- [To do]
(A) Please answer these questions using the comment on numeric addressing in livecheck strategy blocks:
(i) Which objects allow only numeric addressing?
(ii) About how many instances in casks use the pattern built on #match?
(iii) When using #match, which index holds the first capture?
(B) From the comment on numeric addressing in livecheck strategy blocks, quote the stretch from "match = page.match(regex)" through "addressing with #match.".

- [Document excerpt]
* begin *

I agree that #first is more idiomatic Ruby and seems to be the preferred approach outside of livecheck strategy blocks (e.g., I use #first everywhere else).

The reason why numeric addressing is common in strategy blocks is because we also have a common pattern that uses #match but MatchData objects only allow numeric addressing. For example, when we use a regex with more than one capture group within a context where there will only be one match we use something like this (~300 instances in casks):

match = page.match(regex)
next if match.blank?

"#{match[1]},#{match[2]}"

Using numeric addressing when using #scan/#map is mostly intended to make the two approaches more similar, so maintainers/contributors don't have to remember that we use #first with #scan but have to use numeric addressing with #match.

However, we do have to remember that match[0] is the first capture when using #scan/#map but match[1] is the first capture when using #match. That's something that I've wanted to improve for years, so it would be nice to align these two areas for the sake of simplification.

* end *

- [Information provided]
* begin *

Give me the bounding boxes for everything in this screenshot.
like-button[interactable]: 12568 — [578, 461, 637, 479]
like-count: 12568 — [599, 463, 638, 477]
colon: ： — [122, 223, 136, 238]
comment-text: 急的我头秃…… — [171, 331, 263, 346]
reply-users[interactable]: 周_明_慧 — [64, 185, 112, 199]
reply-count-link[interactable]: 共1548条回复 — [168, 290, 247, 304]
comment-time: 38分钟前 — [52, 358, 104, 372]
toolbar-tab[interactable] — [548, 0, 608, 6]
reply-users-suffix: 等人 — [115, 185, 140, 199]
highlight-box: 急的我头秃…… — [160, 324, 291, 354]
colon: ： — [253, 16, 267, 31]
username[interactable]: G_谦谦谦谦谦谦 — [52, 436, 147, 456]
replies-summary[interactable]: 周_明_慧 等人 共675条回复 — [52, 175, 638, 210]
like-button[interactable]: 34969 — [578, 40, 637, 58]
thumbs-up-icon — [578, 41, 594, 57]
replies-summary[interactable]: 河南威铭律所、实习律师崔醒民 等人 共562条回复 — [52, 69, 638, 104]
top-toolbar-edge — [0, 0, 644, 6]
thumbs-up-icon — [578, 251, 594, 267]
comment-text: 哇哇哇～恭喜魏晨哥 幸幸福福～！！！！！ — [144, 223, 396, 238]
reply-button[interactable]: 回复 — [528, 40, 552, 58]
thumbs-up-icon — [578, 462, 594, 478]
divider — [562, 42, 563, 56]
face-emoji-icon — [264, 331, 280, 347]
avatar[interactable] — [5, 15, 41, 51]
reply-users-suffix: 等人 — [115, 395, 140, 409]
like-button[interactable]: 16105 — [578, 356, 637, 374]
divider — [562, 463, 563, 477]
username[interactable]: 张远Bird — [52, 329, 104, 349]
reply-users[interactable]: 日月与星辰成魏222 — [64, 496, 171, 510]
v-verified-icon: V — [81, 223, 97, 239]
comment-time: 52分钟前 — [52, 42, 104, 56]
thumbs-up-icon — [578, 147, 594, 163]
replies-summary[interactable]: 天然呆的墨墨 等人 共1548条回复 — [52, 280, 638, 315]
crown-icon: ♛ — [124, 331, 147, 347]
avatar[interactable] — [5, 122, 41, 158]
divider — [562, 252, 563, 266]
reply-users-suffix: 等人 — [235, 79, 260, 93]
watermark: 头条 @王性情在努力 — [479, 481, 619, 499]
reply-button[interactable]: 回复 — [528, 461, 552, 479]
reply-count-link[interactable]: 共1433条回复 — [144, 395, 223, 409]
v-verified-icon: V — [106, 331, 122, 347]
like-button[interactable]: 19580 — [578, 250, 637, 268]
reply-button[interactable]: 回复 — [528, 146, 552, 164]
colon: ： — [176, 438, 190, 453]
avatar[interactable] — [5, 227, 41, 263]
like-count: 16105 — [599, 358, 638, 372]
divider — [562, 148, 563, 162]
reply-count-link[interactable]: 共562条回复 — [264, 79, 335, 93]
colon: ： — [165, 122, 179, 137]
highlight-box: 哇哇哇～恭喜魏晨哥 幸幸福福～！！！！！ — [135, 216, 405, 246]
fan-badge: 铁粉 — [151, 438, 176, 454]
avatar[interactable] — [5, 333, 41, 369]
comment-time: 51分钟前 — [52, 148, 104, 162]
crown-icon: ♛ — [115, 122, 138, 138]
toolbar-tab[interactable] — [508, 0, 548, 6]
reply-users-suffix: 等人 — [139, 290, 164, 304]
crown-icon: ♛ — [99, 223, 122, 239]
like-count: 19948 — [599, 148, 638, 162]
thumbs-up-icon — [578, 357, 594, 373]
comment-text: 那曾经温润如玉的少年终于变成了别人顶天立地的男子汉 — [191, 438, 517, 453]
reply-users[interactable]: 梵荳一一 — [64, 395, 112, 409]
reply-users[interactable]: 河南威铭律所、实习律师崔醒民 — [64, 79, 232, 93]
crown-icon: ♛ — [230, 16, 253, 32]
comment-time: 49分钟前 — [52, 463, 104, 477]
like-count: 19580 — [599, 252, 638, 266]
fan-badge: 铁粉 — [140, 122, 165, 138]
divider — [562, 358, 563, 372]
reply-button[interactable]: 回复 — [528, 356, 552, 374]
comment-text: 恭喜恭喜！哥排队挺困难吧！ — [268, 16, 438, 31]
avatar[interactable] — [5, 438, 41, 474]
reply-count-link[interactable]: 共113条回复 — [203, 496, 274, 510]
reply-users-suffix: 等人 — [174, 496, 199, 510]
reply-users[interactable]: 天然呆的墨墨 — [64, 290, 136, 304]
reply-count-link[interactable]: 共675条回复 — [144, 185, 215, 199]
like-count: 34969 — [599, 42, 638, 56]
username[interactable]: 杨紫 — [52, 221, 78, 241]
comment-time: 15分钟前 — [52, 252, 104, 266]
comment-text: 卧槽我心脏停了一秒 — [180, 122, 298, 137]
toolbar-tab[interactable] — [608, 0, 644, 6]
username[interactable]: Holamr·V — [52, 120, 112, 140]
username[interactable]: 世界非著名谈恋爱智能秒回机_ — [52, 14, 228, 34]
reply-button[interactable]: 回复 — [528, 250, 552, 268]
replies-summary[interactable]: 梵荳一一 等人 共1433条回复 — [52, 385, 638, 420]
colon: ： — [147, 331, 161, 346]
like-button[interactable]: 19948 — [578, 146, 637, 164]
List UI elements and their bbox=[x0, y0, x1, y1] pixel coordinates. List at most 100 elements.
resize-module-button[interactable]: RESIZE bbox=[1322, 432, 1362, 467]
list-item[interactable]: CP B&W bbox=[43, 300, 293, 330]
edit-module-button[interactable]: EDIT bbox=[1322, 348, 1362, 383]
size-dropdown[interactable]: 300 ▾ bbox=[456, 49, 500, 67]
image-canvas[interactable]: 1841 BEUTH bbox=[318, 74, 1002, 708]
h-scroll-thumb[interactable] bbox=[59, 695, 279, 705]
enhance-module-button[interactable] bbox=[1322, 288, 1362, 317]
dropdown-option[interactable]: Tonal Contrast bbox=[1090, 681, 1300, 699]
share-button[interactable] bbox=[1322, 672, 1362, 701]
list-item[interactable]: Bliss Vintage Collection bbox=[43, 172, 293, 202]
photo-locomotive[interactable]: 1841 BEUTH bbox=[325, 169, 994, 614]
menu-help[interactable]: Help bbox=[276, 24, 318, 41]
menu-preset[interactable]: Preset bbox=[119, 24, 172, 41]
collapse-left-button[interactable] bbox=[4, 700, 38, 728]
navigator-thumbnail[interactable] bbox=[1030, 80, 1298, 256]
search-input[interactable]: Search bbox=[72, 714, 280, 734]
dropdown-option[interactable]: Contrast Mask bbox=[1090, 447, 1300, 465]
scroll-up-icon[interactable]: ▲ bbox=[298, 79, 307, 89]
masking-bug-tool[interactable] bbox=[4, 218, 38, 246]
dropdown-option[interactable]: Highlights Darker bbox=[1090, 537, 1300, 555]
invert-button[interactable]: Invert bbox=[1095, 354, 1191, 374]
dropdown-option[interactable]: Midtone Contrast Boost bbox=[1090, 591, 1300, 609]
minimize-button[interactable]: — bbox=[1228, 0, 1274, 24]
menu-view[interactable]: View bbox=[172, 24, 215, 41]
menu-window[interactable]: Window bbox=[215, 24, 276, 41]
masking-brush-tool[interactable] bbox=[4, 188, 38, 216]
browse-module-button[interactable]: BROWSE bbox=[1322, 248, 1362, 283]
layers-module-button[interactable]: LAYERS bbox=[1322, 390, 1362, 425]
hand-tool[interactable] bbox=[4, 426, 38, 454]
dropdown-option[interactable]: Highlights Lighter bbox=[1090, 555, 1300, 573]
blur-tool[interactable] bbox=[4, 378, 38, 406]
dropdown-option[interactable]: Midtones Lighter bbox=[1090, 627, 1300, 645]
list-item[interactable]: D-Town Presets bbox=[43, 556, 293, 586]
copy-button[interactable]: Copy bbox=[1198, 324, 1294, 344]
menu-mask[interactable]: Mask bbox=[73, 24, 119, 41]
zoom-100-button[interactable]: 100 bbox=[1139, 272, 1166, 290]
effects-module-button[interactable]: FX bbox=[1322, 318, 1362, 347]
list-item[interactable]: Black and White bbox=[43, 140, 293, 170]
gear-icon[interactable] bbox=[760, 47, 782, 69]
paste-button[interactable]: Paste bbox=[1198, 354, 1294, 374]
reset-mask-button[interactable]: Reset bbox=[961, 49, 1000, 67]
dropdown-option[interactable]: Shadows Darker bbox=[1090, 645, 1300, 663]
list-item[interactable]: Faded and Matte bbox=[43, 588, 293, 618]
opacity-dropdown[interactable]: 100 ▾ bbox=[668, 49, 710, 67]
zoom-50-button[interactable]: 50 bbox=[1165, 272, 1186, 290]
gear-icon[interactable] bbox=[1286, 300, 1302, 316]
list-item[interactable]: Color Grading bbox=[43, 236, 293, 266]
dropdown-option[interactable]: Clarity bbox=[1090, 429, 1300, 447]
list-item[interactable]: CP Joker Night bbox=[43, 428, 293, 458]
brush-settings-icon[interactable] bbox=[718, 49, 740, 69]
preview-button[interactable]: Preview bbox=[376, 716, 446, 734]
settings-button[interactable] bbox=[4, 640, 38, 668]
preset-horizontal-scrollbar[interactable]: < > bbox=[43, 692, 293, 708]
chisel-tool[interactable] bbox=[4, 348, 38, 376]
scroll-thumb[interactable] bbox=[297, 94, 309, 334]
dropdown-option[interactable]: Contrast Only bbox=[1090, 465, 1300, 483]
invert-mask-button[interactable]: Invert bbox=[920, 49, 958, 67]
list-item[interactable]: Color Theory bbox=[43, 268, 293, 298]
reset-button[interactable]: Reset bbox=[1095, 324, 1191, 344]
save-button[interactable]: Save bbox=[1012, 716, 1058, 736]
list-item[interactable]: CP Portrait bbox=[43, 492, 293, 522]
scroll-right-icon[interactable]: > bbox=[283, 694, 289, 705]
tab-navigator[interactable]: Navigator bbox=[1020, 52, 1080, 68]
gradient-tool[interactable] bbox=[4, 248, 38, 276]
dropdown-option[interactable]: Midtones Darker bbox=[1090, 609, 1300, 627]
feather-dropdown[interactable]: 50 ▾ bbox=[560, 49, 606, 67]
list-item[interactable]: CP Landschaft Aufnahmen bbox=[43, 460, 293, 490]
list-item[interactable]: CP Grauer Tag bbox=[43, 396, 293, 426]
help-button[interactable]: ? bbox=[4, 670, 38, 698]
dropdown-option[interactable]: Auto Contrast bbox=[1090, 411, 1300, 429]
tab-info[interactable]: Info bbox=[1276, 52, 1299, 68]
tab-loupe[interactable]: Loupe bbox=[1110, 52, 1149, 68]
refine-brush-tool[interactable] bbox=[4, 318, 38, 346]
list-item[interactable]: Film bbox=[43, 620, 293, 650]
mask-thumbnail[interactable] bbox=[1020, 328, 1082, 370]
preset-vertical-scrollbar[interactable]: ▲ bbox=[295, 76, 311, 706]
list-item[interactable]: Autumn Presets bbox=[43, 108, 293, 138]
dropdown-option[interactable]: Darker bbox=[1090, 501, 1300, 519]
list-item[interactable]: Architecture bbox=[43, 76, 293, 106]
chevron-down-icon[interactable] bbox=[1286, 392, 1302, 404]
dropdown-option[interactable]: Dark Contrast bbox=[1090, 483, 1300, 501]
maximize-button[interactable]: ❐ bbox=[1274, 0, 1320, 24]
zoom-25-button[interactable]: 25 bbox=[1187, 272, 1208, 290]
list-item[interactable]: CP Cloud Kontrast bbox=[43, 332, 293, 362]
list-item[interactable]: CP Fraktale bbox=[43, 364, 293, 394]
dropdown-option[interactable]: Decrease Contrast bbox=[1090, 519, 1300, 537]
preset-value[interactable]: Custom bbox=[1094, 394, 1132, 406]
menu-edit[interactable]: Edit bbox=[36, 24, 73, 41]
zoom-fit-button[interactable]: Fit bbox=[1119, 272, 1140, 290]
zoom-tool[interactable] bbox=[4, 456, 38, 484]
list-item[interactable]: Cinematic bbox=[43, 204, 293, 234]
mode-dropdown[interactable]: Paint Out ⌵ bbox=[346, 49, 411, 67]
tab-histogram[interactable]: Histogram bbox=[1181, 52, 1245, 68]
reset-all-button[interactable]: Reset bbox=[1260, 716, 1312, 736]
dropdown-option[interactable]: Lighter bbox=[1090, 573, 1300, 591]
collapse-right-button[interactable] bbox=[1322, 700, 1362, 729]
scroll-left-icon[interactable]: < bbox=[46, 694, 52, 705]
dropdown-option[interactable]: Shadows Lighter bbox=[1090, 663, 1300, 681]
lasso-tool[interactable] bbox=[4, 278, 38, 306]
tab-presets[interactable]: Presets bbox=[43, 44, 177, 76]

* end *

- [Solution list]
(A)
(i) MatchData objects
(ii) About 300
(iii) match[1]

(B)
match = page.match(regex)
next if match.blank?

"#{match[1]},#{match[2]}"

Using numeric addressing when using #scan/#map is mostly intended to make the two approaches more similar, so maintainers/contributors don't have to remember that we use #first with #scan but have to use numeric addressing with #match.